> [Required task]: Check each line below for the word "Аналогичное" and give the number of lines that have it, nothing more.

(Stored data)
# # # #

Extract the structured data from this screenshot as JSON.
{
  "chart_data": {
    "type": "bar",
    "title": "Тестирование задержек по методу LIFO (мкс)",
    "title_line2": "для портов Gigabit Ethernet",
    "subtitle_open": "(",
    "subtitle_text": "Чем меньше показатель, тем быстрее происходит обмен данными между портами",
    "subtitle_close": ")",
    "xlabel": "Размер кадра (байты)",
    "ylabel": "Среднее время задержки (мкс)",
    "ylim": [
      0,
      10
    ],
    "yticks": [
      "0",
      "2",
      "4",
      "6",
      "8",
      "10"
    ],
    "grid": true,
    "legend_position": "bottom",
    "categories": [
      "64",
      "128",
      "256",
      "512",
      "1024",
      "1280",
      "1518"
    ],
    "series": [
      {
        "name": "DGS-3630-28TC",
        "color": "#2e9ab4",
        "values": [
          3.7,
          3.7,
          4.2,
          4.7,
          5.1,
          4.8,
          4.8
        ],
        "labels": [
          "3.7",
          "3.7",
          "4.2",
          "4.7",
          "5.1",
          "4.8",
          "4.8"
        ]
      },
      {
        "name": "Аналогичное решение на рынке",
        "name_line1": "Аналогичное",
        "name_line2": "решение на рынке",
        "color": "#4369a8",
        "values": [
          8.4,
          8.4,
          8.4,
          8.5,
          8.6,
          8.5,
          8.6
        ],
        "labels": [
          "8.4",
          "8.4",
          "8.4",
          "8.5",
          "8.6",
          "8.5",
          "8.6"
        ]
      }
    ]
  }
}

# # # #

> [Output for this exercise]: 2